WHAT IS REQUIRED | Without the pictures, copy the entries below word for word.

(Collection entries)

----------

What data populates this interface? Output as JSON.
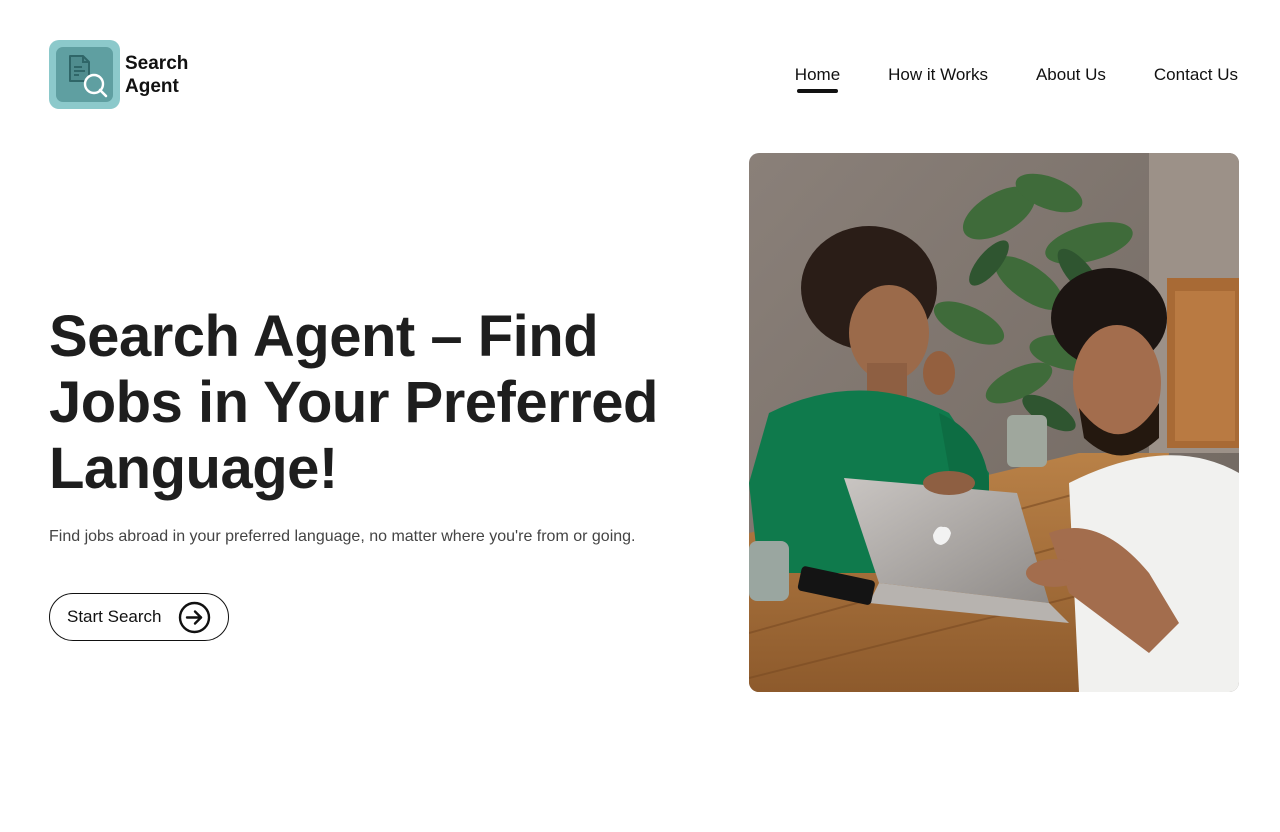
{
  "brand": {
    "name_line1": "Search",
    "name_line2": "Agent",
    "logo_icon": "document-search-icon",
    "logo_color": "#8cc9cb"
  },
  "nav": {
    "items": [
      {
        "label": "Home",
        "active": true
      },
      {
        "label": "How it Works",
        "active": false
      },
      {
        "label": "About Us",
        "active": false
      },
      {
        "label": "Contact Us",
        "active": false
      }
    ]
  },
  "hero": {
    "title": "Search Agent – Find Jobs in Your Preferred Language!",
    "subtitle": "Find jobs abroad in your preferred language, no matter where you're from or going.",
    "cta_label": "Start Search",
    "cta_icon": "arrow-right-circle-icon"
  },
  "photo": {
    "subject": "hero-photo"
  }
}
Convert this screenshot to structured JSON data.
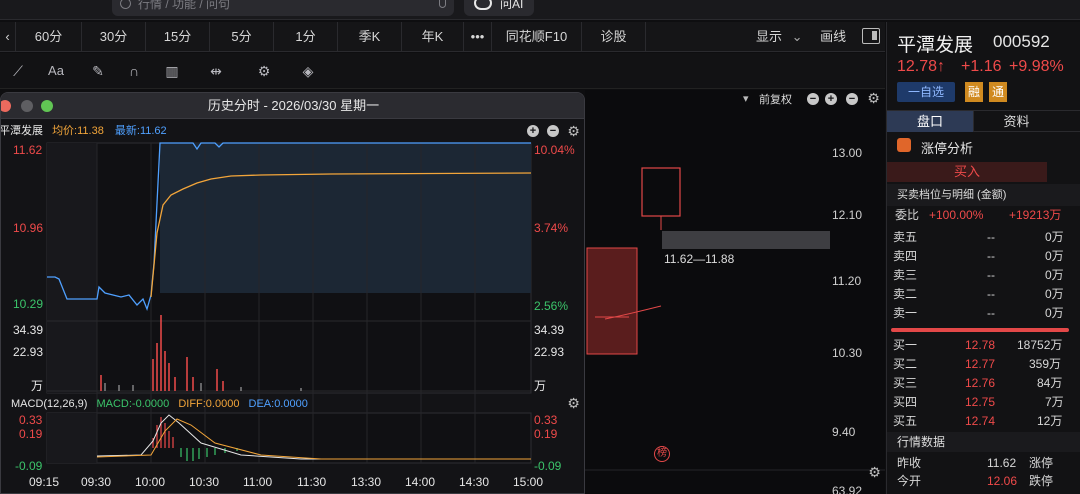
{
  "search": {
    "placeholder": "行情 / 功能 / 问句"
  },
  "ask_ai": {
    "label": "问AI"
  },
  "period_tabs": [
    "60分",
    "30分",
    "15分",
    "5分",
    "1分",
    "季K",
    "年K",
    "•••",
    "同花顺F10",
    "诊股"
  ],
  "toolbar_right": {
    "display_label": "显示",
    "drawline_label": "画线"
  },
  "kline": {
    "restore_label": "前复权",
    "price_ticks": [
      "13.00",
      "12.10",
      "11.20",
      "10.30",
      "9.40",
      "63.92"
    ],
    "range_label": "11.62—11.88",
    "badge": "榜"
  },
  "popup": {
    "title": "历史分时 - 2026/03/30 星期一",
    "stock_name": "平潭发展",
    "avg_label": "均价:11.38",
    "last_label": "最新:11.62",
    "left_ticks": [
      "11.62",
      "10.96",
      "10.29"
    ],
    "right_pct": [
      "10.04%",
      "3.74%",
      "2.56%"
    ],
    "vol_ticks": [
      "34.39",
      "22.93",
      "万"
    ],
    "macd_label": "MACD(12,26,9)",
    "macd_value": "MACD:-0.0000",
    "diff_value": "DIFF:0.0000",
    "dea_value": "DEA:0.0000",
    "macd_ticks": [
      "0.33",
      "0.19",
      "-0.09"
    ],
    "time_labels": [
      "09:15",
      "09:30",
      "10:00",
      "10:30",
      "11:00",
      "11:30",
      "13:30",
      "14:00",
      "14:30",
      "15:00"
    ]
  },
  "quote": {
    "name": "平潭发展",
    "code": "000592",
    "price": "12.78↑",
    "change": "+1.16",
    "pct": "+9.98%",
    "watch_btn": "一自选",
    "rong": "融",
    "tong": "通",
    "tab_book": "盘口",
    "tab_info": "资料",
    "limit_analysis": "涨停分析",
    "buy_label": "买入",
    "detail_title": "买卖档位与明细 (金额)",
    "weibi_label": "委比",
    "weibi_pct": "+100.00%",
    "weibi_amt": "+19213万",
    "asks": [
      {
        "label": "卖五",
        "price": "--",
        "amt": "0万"
      },
      {
        "label": "卖四",
        "price": "--",
        "amt": "0万"
      },
      {
        "label": "卖三",
        "price": "--",
        "amt": "0万"
      },
      {
        "label": "卖二",
        "price": "--",
        "amt": "0万"
      },
      {
        "label": "卖一",
        "price": "--",
        "amt": "0万"
      }
    ],
    "bids": [
      {
        "label": "买一",
        "price": "12.78",
        "amt": "18752万"
      },
      {
        "label": "买二",
        "price": "12.77",
        "amt": "359万"
      },
      {
        "label": "买三",
        "price": "12.76",
        "amt": "84万"
      },
      {
        "label": "买四",
        "price": "12.75",
        "amt": "7万"
      },
      {
        "label": "买五",
        "price": "12.74",
        "amt": "12万"
      }
    ],
    "market_title": "行情数据",
    "prev_close_label": "昨收",
    "prev_close": "11.62",
    "limit_up_label": "涨停",
    "open_label": "今开",
    "open": "12.06",
    "limit_down_label": "跌停"
  },
  "colors": {
    "up": "#ef4a4a",
    "down": "#3bc46a",
    "avg": "#f2a53a",
    "last": "#4fa0ff"
  }
}
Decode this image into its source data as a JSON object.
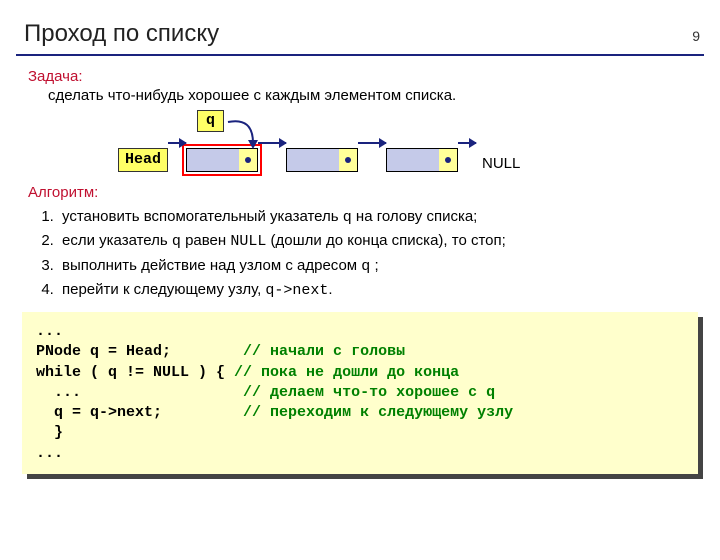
{
  "page_number": "9",
  "title": "Проход по списку",
  "task_label": "Задача:",
  "task_text": "сделать что-нибудь хорошее с каждым элементом списка.",
  "diagram": {
    "q_label": "q",
    "head_label": "Head",
    "null_label": "NULL"
  },
  "algorithm_label": "Алгоритм:",
  "steps": {
    "s1a": "установить вспомогательный указатель ",
    "s1b": "q",
    "s1c": " на голову списка;",
    "s2a": "если указатель ",
    "s2b": "q",
    "s2c": "  равен ",
    "s2d": "NULL",
    "s2e": " (дошли до конца списка), то стоп;",
    "s3a": "выполнить действие над узлом с адресом ",
    "s3b": "q",
    "s3c": " ;",
    "s4a": "перейти к следующему узлу, ",
    "s4b": "q->next",
    "s4c": "."
  },
  "code": {
    "l1": "...",
    "l2a": "PNode q = Head;",
    "l2b": "// начали с головы",
    "l3a": "while ( q != NULL ) {",
    "l3b": "// пока не дошли до конца",
    "l4a": "  ...",
    "l4b": "// делаем что-то хорошее с q",
    "l5a": "  q = q->next;",
    "l5b": "// переходим к следующему узлу",
    "l6": "  }",
    "l7": "..."
  }
}
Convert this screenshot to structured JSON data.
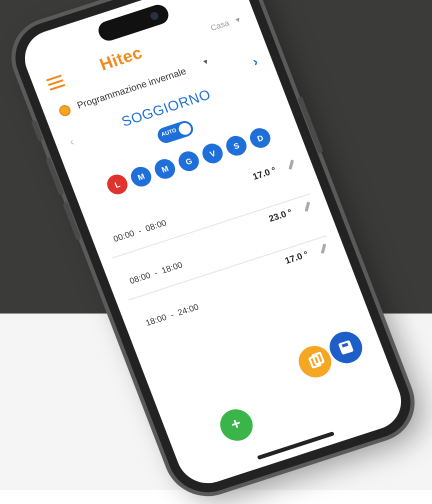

----------

COMPLETE OUTPUT |
What data populates this interface? Output as JSON.
{
  "brand": {
    "name_line1": "Search",
    "name_line2": "Agent",
    "logo_icon": "document-search-icon",
    "logo_color": "#8cc9cb"
  },
  "nav": {
    "items": [
      {
        "label": "Home",
        "active": true
      },
      {
        "label": "How it Works",
        "active": false
      },
      {
        "label": "About Us",
        "active": false
      },
      {
        "label": "Contact Us",
        "active": false
      }
    ]
  },
  "hero": {
    "title": "Search Agent – Find Jobs in Your Preferred Language!",
    "subtitle": "Find jobs abroad in your preferred language, no matter where you're from or going.",
    "cta_label": "Start Search",
    "cta_icon": "arrow-right-circle-icon"
  },
  "photo": {
    "subject": "hero-photo"
  }
}
Convert this screenshot to structured JSON data.
{
  "search": {
    "placeholder": "行情 / 功能 / 问句"
  },
  "ask_ai": {
    "label": "问AI"
  },
  "period_tabs": [
    "60分",
    "30分",
    "15分",
    "5分",
    "1分",
    "季K",
    "年K",
    "•••",
    "同花顺F10",
    "诊股"
  ],
  "toolbar_right": {
    "display_label": "显示",
    "drawline_label": "画线"
  },
  "kline": {
    "restore_label": "前复权",
    "price_ticks": [
      "13.00",
      "12.10",
      "11.20",
      "10.30",
      "9.40",
      "63.92"
    ],
    "range_label": "11.62—11.88",
    "badge": "榜"
  },
  "popup": {
    "title": "历史分时 - 2026/03/30 星期一",
    "stock_name": "平潭发展",
    "avg_label": "均价:11.38",
    "last_label": "最新:11.62",
    "left_ticks": [
      "11.62",
      "10.96",
      "10.29"
    ],
    "right_pct": [
      "10.04%",
      "3.74%",
      "2.56%"
    ],
    "vol_ticks": [
      "34.39",
      "22.93",
      "万"
    ],
    "macd_label": "MACD(12,26,9)",
    "macd_value": "MACD:-0.0000",
    "diff_value": "DIFF:0.0000",
    "dea_value": "DEA:0.0000",
    "macd_ticks": [
      "0.33",
      "0.19",
      "-0.09"
    ],
    "time_labels": [
      "09:15",
      "09:30",
      "10:00",
      "10:30",
      "11:00",
      "11:30",
      "13:30",
      "14:00",
      "14:30",
      "15:00"
    ]
  },
  "quote": {
    "name": "平潭发展",
    "code": "000592",
    "price": "12.78↑",
    "change": "+1.16",
    "pct": "+9.98%",
    "watch_btn": "一自选",
    "rong": "融",
    "tong": "通",
    "tab_book": "盘口",
    "tab_info": "资料",
    "limit_analysis": "涨停分析",
    "buy_label": "买入",
    "detail_title": "买卖档位与明细 (金额)",
    "weibi_label": "委比",
    "weibi_pct": "+100.00%",
    "weibi_amt": "+19213万",
    "asks": [
      {
        "label": "卖五",
        "price": "--",
        "amt": "0万"
      },
      {
        "label": "卖四",
        "price": "--",
        "amt": "0万"
      },
      {
        "label": "卖三",
        "price": "--",
        "amt": "0万"
      },
      {
        "label": "卖二",
        "price": "--",
        "amt": "0万"
      },
      {
        "label": "卖一",
        "price": "--",
        "amt": "0万"
      }
    ],
    "bids": [
      {
        "label": "买一",
        "price": "12.78",
        "amt": "18752万"
      },
      {
        "label": "买二",
        "price": "12.77",
        "amt": "359万"
      },
      {
        "label": "买三",
        "price": "12.76",
        "amt": "84万"
      },
      {
        "label": "买四",
        "price": "12.75",
        "amt": "7万"
      },
      {
        "label": "买五",
        "price": "12.74",
        "amt": "12万"
      }
    ],
    "market_title": "行情数据",
    "prev_close_label": "昨收",
    "prev_close": "11.62",
    "limit_up_label": "涨停",
    "open_label": "今开",
    "open": "12.06",
    "limit_down_label": "跌停"
  },
  "colors": {
    "up": "#ef4a4a",
    "down": "#3bc46a",
    "avg": "#f2a53a",
    "last": "#4fa0ff"
  }
}
Decode this image into its source data as a JSON object.
{
  "page_number": "9",
  "title": "Проход по списку",
  "task_label": "Задача:",
  "task_text": "сделать что-нибудь хорошее с каждым элементом списка.",
  "diagram": {
    "q_label": "q",
    "head_label": "Head",
    "null_label": "NULL"
  },
  "algorithm_label": "Алгоритм:",
  "steps": {
    "s1a": "установить вспомогательный указатель ",
    "s1b": "q",
    "s1c": " на голову списка;",
    "s2a": "если указатель ",
    "s2b": "q",
    "s2c": "  равен ",
    "s2d": "NULL",
    "s2e": " (дошли до конца списка), то стоп;",
    "s3a": "выполнить действие над узлом с адресом ",
    "s3b": "q",
    "s3c": " ;",
    "s4a": "перейти к следующему узлу, ",
    "s4b": "q->next",
    "s4c": "."
  },
  "code": {
    "l1": "...",
    "l2a": "PNode q = Head;",
    "l2b": "// начали с головы",
    "l3a": "while ( q != NULL ) {",
    "l3b": "// пока не дошли до конца",
    "l4a": "  ...",
    "l4b": "// делаем что-то хорошее с q",
    "l5a": "  q = q->next;",
    "l5b": "// переходим к следующему узлу",
    "l6": "  }",
    "l7": "..."
  }
}
Convert this screenshot to structured JSON data.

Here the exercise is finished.